[Source data]
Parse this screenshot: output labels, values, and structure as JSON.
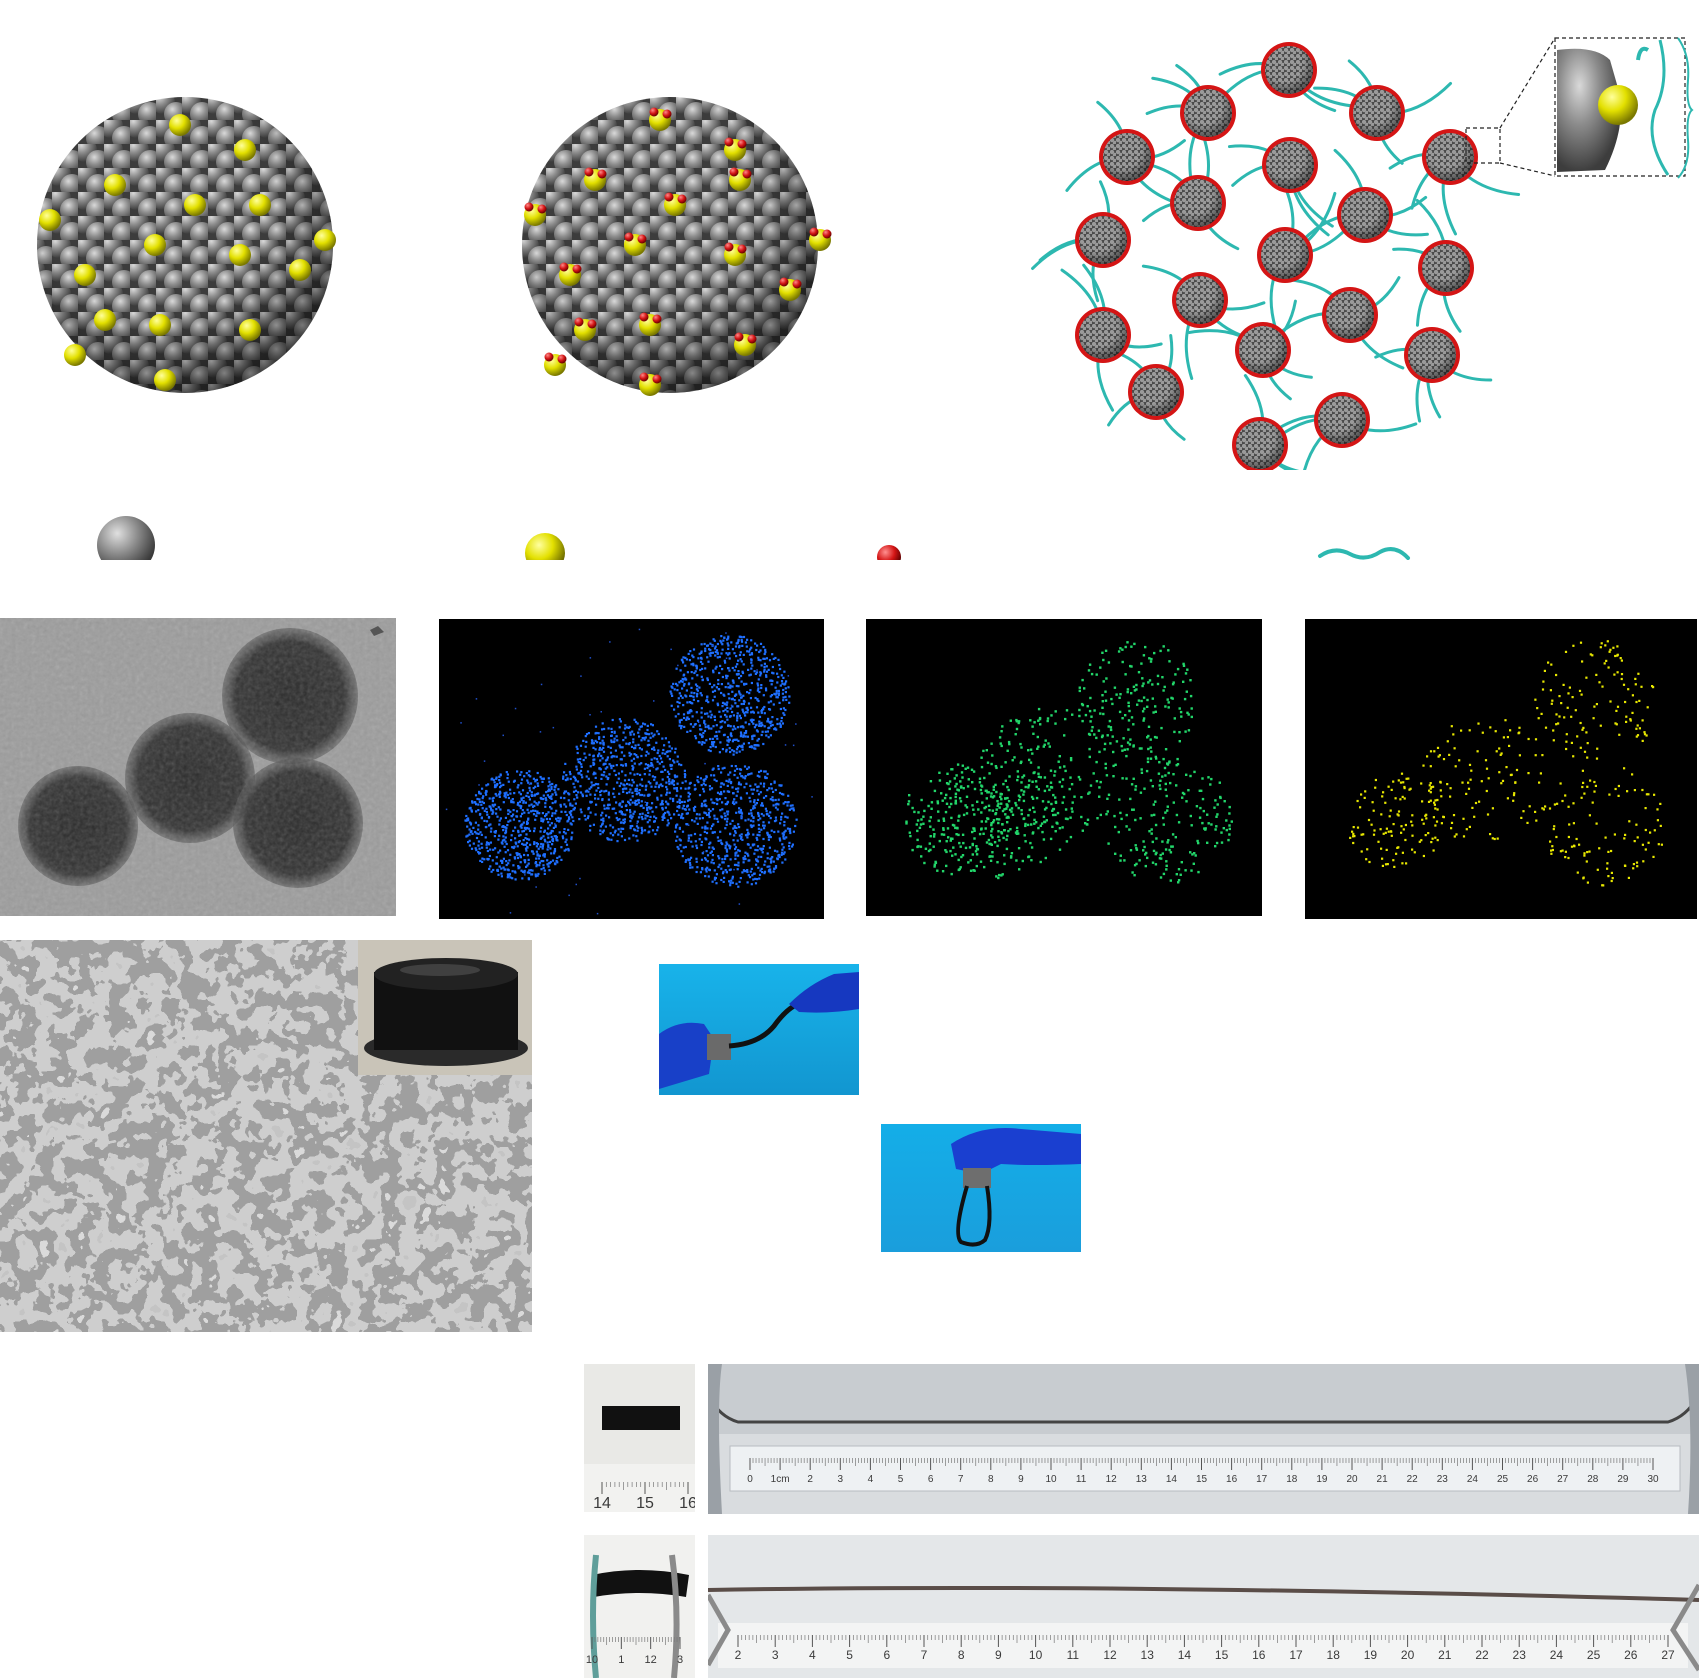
{
  "figure": {
    "colors": {
      "core_grey": "#8a8a8a",
      "dopant_yellow": "#e3e000",
      "ligand_red": "#d41515",
      "polymer_cyan": "#2db8b0",
      "eds_blue": "#1f6fff",
      "eds_green": "#22d66a",
      "eds_yellow": "#e8e800",
      "photo_blue_bg": "#1aa9e6"
    },
    "ruler_a": {
      "small_ticks": [
        "14",
        "15",
        "16"
      ],
      "long_ticks": [
        "0",
        "1cm",
        "2",
        "3",
        "4",
        "5",
        "6",
        "7",
        "8",
        "9",
        "10",
        "11",
        "12",
        "13",
        "14",
        "15",
        "16",
        "17",
        "18",
        "19",
        "20",
        "21",
        "22",
        "23",
        "24",
        "25",
        "26",
        "27",
        "28",
        "29",
        "30"
      ]
    },
    "ruler_b": {
      "small_ticks": [
        "10",
        "1",
        "12",
        "3"
      ],
      "long_ticks": [
        "2",
        "3",
        "4",
        "5",
        "6",
        "7",
        "8",
        "9",
        "10",
        "11",
        "12",
        "13",
        "14",
        "15",
        "16",
        "17",
        "18",
        "19",
        "20",
        "21",
        "22",
        "23",
        "24",
        "25",
        "26",
        "27"
      ]
    },
    "icons": [
      "grey-sphere-icon",
      "yellow-sphere-icon",
      "red-sphere-icon",
      "cyan-chain-icon"
    ]
  }
}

## Task goal:
Pick out the lines containing the string "sphere".

## Task output:
      "grey-sphere-icon",
      "yellow-sphere-icon",
      "red-sphere-icon",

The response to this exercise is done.